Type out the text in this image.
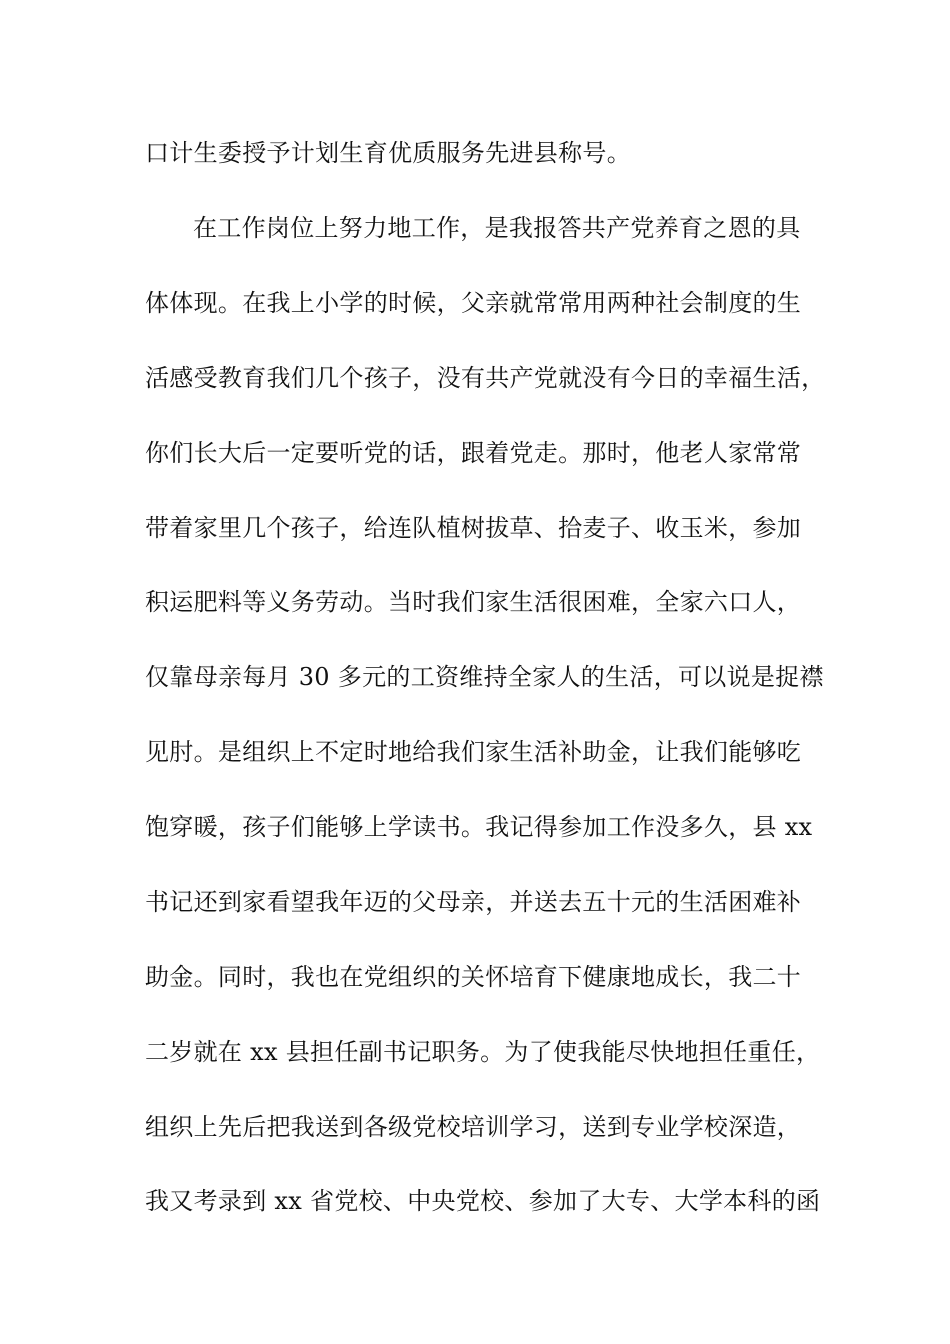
口计生委授予计划生育优质服务先进县称号。
在工作岗位上努力地工作，是我报答共产党养育之恩的具
体体现。在我上小学的时候，父亲就常常用两种社会制度的生
活感受教育我们几个孩子，没有共产党就没有今日的幸福生活，
你们长大后一定要听党的话，跟着党走。那时，他老人家常常
带着家里几个孩子，给连队植树拔草、拾麦子、收玉米，参加
积运肥料等义务劳动。当时我们家生活很困难，全家六口人，
仅靠母亲每月 30 多元的工资维持全家人的生活，可以说是捉襟
见肘。是组织上不定时地给我们家生活补助金，让我们能够吃
饱穿暖，孩子们能够上学读书。我记得参加工作没多久，县 xx
书记还到家看望我年迈的父母亲，并送去五十元的生活困难补
助金。同时，我也在党组织的关怀培育下健康地成长，我二十
二岁就在 xx 县担任副书记职务。为了使我能尽快地担任重任，
组织上先后把我送到各级党校培训学习，送到专业学校深造，
我又考录到 xx 省党校、中央党校、参加了大专、大学本科的函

WHAT IS NEEDED
Copy the data character for character, but drop all pictures from the copy.

EXERCISE ANSWER
Type out the text in this image.
口计生委授予计划生育优质服务先进县称号。
在工作岗位上努力地工作，是我报答共产党养育之恩的具
体体现。在我上小学的时候，父亲就常常用两种社会制度的生
活感受教育我们几个孩子，没有共产党就没有今日的幸福生活，
你们长大后一定要听党的话，跟着党走。那时，他老人家常常
带着家里几个孩子，给连队植树拔草、拾麦子、收玉米，参加
积运肥料等义务劳动。当时我们家生活很困难，全家六口人，
仅靠母亲每月 30 多元的工资维持全家人的生活，可以说是捉襟
见肘。是组织上不定时地给我们家生活补助金，让我们能够吃
饱穿暖，孩子们能够上学读书。我记得参加工作没多久，县 xx
书记还到家看望我年迈的父母亲，并送去五十元的生活困难补
助金。同时，我也在党组织的关怀培育下健康地成长，我二十
二岁就在 xx 县担任副书记职务。为了使我能尽快地担任重任，
组织上先后把我送到各级党校培训学习，送到专业学校深造，
我又考录到 xx 省党校、中央党校、参加了大专、大学本科的函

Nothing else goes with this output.